Dataset entries
════════════════════
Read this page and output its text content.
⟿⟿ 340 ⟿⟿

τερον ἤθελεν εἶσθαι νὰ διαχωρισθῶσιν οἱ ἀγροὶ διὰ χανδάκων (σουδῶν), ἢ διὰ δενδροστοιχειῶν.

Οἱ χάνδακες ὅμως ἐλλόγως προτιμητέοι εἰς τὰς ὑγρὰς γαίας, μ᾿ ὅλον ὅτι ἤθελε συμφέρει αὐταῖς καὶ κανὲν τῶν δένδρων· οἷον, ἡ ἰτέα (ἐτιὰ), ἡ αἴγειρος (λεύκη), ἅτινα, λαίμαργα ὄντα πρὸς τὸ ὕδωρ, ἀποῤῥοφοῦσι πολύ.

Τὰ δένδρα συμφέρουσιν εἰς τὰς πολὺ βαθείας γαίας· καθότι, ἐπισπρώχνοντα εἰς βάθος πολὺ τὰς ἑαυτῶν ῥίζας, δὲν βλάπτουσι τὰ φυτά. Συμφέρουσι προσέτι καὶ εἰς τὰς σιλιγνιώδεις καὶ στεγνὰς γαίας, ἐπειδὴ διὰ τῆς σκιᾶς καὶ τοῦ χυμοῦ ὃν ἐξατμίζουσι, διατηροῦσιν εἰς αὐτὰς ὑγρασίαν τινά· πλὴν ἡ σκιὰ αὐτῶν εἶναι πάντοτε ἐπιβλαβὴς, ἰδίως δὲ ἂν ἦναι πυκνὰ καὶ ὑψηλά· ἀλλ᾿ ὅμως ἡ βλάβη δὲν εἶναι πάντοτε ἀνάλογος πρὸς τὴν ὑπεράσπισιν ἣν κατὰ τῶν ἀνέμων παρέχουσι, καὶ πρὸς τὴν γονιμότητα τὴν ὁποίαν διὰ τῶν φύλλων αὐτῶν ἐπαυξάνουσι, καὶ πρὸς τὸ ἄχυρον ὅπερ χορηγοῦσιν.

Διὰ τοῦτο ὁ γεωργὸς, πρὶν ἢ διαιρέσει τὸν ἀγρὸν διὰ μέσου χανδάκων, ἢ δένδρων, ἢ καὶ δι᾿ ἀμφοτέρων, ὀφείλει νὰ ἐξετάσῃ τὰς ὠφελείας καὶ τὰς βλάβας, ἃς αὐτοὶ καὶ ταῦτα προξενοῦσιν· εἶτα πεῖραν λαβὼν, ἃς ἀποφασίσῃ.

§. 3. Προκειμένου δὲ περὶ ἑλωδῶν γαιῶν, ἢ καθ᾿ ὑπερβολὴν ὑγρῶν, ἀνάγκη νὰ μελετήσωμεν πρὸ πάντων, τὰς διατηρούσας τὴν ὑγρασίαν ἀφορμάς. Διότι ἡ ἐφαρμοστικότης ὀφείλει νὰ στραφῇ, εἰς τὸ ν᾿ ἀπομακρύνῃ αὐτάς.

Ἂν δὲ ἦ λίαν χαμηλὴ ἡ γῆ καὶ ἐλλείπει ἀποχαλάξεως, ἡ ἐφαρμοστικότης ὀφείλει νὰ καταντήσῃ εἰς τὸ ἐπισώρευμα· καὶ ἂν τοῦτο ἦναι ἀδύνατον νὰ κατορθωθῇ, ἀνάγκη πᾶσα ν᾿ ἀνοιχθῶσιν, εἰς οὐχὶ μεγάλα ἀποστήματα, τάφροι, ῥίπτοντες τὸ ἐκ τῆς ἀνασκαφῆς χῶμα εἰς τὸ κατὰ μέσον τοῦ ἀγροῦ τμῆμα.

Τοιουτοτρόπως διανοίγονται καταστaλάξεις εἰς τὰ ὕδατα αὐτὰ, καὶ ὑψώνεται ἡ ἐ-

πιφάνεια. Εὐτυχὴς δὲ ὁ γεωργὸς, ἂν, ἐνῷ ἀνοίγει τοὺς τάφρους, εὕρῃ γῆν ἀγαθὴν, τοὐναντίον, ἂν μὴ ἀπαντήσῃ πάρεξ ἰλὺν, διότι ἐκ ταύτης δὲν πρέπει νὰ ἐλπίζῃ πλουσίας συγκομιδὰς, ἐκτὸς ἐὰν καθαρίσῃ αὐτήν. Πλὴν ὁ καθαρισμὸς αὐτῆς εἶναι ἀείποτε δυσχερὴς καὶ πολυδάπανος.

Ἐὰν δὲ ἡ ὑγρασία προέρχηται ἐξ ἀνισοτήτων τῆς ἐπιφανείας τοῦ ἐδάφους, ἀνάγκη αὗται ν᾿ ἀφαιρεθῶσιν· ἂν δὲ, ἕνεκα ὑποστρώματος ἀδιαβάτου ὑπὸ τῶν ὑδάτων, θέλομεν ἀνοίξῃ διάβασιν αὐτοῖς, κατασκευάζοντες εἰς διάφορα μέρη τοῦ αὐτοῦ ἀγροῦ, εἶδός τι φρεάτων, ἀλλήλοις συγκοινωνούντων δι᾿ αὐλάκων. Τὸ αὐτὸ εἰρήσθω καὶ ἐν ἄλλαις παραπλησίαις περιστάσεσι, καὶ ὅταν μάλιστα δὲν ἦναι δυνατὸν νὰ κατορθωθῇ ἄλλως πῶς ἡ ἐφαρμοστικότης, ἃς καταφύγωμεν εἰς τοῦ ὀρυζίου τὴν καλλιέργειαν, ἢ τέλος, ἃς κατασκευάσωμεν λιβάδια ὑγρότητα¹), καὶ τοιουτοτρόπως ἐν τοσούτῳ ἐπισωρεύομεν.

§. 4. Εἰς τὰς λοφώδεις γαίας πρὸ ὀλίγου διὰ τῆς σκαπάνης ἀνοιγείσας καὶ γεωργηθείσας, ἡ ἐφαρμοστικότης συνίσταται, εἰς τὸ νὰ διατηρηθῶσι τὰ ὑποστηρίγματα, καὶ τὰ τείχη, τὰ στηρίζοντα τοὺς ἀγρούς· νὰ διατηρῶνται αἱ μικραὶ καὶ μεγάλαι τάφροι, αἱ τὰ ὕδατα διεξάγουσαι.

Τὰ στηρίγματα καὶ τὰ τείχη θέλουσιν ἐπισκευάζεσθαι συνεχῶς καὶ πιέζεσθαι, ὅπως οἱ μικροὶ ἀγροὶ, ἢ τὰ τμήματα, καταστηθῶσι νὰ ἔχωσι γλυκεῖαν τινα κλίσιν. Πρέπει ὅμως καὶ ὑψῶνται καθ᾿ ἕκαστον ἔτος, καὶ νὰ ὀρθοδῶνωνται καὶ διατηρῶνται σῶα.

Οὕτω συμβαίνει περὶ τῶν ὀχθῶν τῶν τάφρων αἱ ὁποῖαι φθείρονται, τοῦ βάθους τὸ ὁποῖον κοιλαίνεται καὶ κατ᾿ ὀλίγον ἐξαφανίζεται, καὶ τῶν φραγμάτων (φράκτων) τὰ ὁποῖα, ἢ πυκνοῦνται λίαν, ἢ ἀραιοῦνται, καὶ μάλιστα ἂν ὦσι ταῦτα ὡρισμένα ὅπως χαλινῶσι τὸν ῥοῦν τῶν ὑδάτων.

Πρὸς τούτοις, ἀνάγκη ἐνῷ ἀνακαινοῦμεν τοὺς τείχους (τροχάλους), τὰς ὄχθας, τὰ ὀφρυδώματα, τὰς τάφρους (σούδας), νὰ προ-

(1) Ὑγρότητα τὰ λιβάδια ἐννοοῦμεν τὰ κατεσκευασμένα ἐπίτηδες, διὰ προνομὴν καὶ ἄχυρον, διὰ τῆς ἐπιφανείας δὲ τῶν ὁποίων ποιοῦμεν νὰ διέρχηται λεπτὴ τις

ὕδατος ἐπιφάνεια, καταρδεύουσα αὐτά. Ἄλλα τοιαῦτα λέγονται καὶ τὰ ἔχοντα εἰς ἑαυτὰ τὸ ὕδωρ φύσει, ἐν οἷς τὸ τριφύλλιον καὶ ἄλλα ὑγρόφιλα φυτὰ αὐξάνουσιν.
════════════════════
▶ **Exercise brief**: Count how many lines hold the string "μάλιστα" and give that number alone.

▶ **Written reply**: 2